EXCERPTED RECORDS —
>> begin

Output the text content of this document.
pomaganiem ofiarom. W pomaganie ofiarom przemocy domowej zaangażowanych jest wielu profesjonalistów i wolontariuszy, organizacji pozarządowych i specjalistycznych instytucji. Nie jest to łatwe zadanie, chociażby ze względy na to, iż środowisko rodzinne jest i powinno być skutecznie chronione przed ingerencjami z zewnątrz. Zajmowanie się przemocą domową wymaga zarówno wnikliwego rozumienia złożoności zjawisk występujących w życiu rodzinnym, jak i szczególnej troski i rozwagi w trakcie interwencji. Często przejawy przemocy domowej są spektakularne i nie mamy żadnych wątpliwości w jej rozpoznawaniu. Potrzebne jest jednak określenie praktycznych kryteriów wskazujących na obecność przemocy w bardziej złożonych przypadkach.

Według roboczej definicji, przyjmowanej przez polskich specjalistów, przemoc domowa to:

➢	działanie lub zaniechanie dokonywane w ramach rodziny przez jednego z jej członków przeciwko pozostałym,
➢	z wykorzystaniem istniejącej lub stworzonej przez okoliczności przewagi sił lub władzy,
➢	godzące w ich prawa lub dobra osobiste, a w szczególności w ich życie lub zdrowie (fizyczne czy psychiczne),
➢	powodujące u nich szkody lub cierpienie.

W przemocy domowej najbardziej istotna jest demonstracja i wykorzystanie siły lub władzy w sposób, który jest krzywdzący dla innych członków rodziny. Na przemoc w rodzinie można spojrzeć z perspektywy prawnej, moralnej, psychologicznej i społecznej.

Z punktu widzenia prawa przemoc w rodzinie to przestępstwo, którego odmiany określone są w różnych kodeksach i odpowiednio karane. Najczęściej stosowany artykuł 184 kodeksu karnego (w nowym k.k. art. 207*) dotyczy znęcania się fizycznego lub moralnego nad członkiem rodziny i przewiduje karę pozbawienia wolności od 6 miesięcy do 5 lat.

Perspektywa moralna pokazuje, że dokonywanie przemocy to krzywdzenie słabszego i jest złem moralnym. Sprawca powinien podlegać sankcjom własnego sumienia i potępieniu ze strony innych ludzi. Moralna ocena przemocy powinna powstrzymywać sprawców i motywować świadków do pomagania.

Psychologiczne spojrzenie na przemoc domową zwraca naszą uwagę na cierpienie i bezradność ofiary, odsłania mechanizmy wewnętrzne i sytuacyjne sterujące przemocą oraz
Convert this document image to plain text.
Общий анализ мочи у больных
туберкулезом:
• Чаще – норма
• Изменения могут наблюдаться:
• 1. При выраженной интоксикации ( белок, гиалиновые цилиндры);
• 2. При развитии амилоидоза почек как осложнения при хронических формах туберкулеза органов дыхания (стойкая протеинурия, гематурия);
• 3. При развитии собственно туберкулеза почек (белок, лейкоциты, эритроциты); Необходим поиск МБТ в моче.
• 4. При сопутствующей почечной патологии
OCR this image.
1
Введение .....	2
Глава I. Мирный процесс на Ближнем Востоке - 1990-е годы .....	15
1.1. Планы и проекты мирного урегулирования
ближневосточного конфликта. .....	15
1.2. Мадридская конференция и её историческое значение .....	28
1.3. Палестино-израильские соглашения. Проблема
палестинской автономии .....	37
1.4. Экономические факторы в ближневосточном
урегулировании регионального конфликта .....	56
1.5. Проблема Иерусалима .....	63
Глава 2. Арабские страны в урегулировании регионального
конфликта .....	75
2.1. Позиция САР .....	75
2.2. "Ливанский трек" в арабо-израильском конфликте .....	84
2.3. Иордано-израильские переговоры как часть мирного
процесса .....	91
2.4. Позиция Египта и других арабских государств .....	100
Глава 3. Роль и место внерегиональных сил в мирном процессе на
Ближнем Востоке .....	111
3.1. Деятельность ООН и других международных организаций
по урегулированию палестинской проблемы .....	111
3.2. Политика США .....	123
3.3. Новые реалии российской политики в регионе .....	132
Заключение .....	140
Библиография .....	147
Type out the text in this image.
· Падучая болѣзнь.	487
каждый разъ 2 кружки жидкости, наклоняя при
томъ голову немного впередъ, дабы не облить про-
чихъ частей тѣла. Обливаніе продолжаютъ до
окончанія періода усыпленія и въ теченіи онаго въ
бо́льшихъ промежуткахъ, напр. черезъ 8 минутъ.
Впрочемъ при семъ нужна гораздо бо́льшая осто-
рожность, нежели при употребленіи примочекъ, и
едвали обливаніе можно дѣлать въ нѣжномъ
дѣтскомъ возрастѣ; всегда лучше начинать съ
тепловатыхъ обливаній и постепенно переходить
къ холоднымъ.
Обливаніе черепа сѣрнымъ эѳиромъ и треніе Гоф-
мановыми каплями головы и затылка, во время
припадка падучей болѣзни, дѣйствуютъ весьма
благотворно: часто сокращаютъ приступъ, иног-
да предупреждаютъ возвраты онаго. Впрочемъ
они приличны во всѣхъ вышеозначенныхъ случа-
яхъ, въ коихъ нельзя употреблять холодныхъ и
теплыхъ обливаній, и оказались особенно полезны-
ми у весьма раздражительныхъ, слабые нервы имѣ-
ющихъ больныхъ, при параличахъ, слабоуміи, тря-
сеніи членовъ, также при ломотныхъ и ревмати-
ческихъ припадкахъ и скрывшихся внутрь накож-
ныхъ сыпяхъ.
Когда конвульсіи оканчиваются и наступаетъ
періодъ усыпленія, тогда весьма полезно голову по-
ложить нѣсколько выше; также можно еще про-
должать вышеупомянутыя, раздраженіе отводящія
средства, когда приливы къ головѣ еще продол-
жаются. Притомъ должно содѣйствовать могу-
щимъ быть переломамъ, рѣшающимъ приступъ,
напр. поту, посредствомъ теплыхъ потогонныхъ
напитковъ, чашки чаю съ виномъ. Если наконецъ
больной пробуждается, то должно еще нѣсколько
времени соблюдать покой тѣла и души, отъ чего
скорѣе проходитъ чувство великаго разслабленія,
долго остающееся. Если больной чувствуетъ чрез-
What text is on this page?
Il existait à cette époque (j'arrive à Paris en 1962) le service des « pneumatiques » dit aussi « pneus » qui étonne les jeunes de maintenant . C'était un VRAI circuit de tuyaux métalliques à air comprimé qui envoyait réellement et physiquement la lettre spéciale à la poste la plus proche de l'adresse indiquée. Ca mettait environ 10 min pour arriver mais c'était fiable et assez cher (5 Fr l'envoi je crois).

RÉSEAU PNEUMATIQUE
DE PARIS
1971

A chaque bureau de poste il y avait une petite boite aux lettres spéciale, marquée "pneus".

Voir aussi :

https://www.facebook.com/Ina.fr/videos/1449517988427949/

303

>> end

CHALLENGE — Emit the records above again, exactly, with no line skipped.

SOLVED EXERCISE —
Output the text content of this document.
pomaganiem ofiarom. W pomaganie ofiarom przemocy domowej zaangażowanych jest wielu profesjonalistów i wolontariuszy, organizacji pozarządowych i specjalistycznych instytucji. Nie jest to łatwe zadanie, chociażby ze względy na to, iż środowisko rodzinne jest i powinno być skutecznie chronione przed ingerencjami z zewnątrz. Zajmowanie się przemocą domową wymaga zarówno wnikliwego rozumienia złożoności zjawisk występujących w życiu rodzinnym, jak i szczególnej troski i rozwagi w trakcie interwencji. Często przejawy przemocy domowej są spektakularne i nie mamy żadnych wątpliwości w jej rozpoznawaniu. Potrzebne jest jednak określenie praktycznych kryteriów wskazujących na obecność przemocy w bardziej złożonych przypadkach.

Według roboczej definicji, przyjmowanej przez polskich specjalistów, przemoc domowa to:

➢	działanie lub zaniechanie dokonywane w ramach rodziny przez jednego z jej członków przeciwko pozostałym,
➢	z wykorzystaniem istniejącej lub stworzonej przez okoliczności przewagi sił lub władzy,
➢	godzące w ich prawa lub dobra osobiste, a w szczególności w ich życie lub zdrowie (fizyczne czy psychiczne),
➢	powodujące u nich szkody lub cierpienie.

W przemocy domowej najbardziej istotna jest demonstracja i wykorzystanie siły lub władzy w sposób, który jest krzywdzący dla innych członków rodziny. Na przemoc w rodzinie można spojrzeć z perspektywy prawnej, moralnej, psychologicznej i społecznej.

Z punktu widzenia prawa przemoc w rodzinie to przestępstwo, którego odmiany określone są w różnych kodeksach i odpowiednio karane. Najczęściej stosowany artykuł 184 kodeksu karnego (w nowym k.k. art. 207*) dotyczy znęcania się fizycznego lub moralnego nad członkiem rodziny i przewiduje karę pozbawienia wolności od 6 miesięcy do 5 lat.

Perspektywa moralna pokazuje, że dokonywanie przemocy to krzywdzenie słabszego i jest złem moralnym. Sprawca powinien podlegać sankcjom własnego sumienia i potępieniu ze strony innych ludzi. Moralna ocena przemocy powinna powstrzymywać sprawców i motywować świadków do pomagania.

Psychologiczne spojrzenie na przemoc domową zwraca naszą uwagę na cierpienie i bezradność ofiary, odsłania mechanizmy wewnętrzne i sytuacyjne sterujące przemocą oraz
Convert this document image to plain text.
Общий анализ мочи у больных
туберкулезом:
• Чаще – норма
• Изменения могут наблюдаться:
• 1. При выраженной интоксикации ( белок, гиалиновые цилиндры);
• 2. При развитии амилоидоза почек как осложнения при хронических формах туберкулеза органов дыхания (стойкая протеинурия, гематурия);
• 3. При развитии собственно туберкулеза почек (белок, лейкоциты, эритроциты); Необходим поиск МБТ в моче.
• 4. При сопутствующей почечной патологии
OCR this image.
1
Введение .....	2
Глава I. Мирный процесс на Ближнем Востоке - 1990-е годы .....	15
1.1. Планы и проекты мирного урегулирования
ближневосточного конфликта. .....	15
1.2. Мадридская конференция и её историческое значение .....	28
1.3. Палестино-израильские соглашения. Проблема
палестинской автономии .....	37
1.4. Экономические факторы в ближневосточном
урегулировании регионального конфликта .....	56
1.5. Проблема Иерусалима .....	63
Глава 2. Арабские страны в урегулировании регионального
конфликта .....	75
2.1. Позиция САР .....	75
2.2. "Ливанский трек" в арабо-израильском конфликте .....	84
2.3. Иордано-израильские переговоры как часть мирного
процесса .....	91
2.4. Позиция Египта и других арабских государств .....	100
Глава 3. Роль и место внерегиональных сил в мирном процессе на
Ближнем Востоке .....	111
3.1. Деятельность ООН и других международных организаций
по урегулированию палестинской проблемы .....	111
3.2. Политика США .....	123
3.3. Новые реалии российской политики в регионе .....	132
Заключение .....	140
Библиография .....	147
Type out the text in this image.
· Падучая болѣзнь.	487
каждый разъ 2 кружки жидкости, наклоняя при
томъ голову немного впередъ, дабы не облить про-
чихъ частей тѣла. Обливаніе продолжаютъ до
окончанія періода усыпленія и въ теченіи онаго въ
бо́льшихъ промежуткахъ, напр. черезъ 8 минутъ.
Впрочемъ при семъ нужна гораздо бо́льшая осто-
рожность, нежели при употребленіи примочекъ, и
едвали обливаніе можно дѣлать въ нѣжномъ
дѣтскомъ возрастѣ; всегда лучше начинать съ
тепловатыхъ обливаній и постепенно переходить
къ холоднымъ.
Обливаніе черепа сѣрнымъ эѳиромъ и треніе Гоф-
мановыми каплями головы и затылка, во время
припадка падучей болѣзни, дѣйствуютъ весьма
благотворно: часто сокращаютъ приступъ, иног-
да предупреждаютъ возвраты онаго. Впрочемъ
они приличны во всѣхъ вышеозначенныхъ случа-
яхъ, въ коихъ нельзя употреблять холодныхъ и
теплыхъ обливаній, и оказались особенно полезны-
ми у весьма раздражительныхъ, слабые нервы имѣ-
ющихъ больныхъ, при параличахъ, слабоуміи, тря-
сеніи членовъ, также при ломотныхъ и ревмати-
ческихъ припадкахъ и скрывшихся внутрь накож-
ныхъ сыпяхъ.
Когда конвульсіи оканчиваются и наступаетъ
періодъ усыпленія, тогда весьма полезно голову по-
ложить нѣсколько выше; также можно еще про-
должать вышеупомянутыя, раздраженіе отводящія
средства, когда приливы къ головѣ еще продол-
жаются. Притомъ должно содѣйствовать могу-
щимъ быть переломамъ, рѣшающимъ приступъ,
напр. поту, посредствомъ теплыхъ потогонныхъ
напитковъ, чашки чаю съ виномъ. Если наконецъ
больной пробуждается, то должно еще нѣсколько
времени соблюдать покой тѣла и души, отъ чего
скорѣе проходитъ чувство великаго разслабленія,
долго остающееся. Если больной чувствуетъ чрез-
What text is on this page?
Il existait à cette époque (j'arrive à Paris en 1962) le service des « pneumatiques » dit aussi « pneus » qui étonne les jeunes de maintenant . C'était un VRAI circuit de tuyaux métalliques à air comprimé qui envoyait réellement et physiquement la lettre spéciale à la poste la plus proche de l'adresse indiquée. Ca mettait environ 10 min pour arriver mais c'était fiable et assez cher (5 Fr l'envoi je crois).

RÉSEAU PNEUMATIQUE
DE PARIS
1971

A chaque bureau de poste il y avait une petite boite aux lettres spéciale, marquée "pneus".

Voir aussi :

https://www.facebook.com/Ina.fr/videos/1449517988427949/

303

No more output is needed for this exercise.